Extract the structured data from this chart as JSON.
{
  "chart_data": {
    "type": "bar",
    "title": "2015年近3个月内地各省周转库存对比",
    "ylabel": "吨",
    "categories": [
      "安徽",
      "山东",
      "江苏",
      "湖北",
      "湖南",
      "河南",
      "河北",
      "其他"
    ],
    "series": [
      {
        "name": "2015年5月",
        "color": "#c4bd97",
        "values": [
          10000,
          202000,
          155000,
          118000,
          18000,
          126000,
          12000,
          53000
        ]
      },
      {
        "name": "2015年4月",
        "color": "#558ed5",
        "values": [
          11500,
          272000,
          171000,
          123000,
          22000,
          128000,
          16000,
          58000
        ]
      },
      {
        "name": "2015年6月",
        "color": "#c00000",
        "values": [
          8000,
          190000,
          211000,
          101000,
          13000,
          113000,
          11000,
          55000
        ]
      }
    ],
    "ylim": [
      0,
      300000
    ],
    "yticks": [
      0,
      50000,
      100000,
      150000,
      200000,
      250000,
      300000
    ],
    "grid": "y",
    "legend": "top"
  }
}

• • • •

Determine the number of lines in these entries that contain the word "name", and write only that number.

3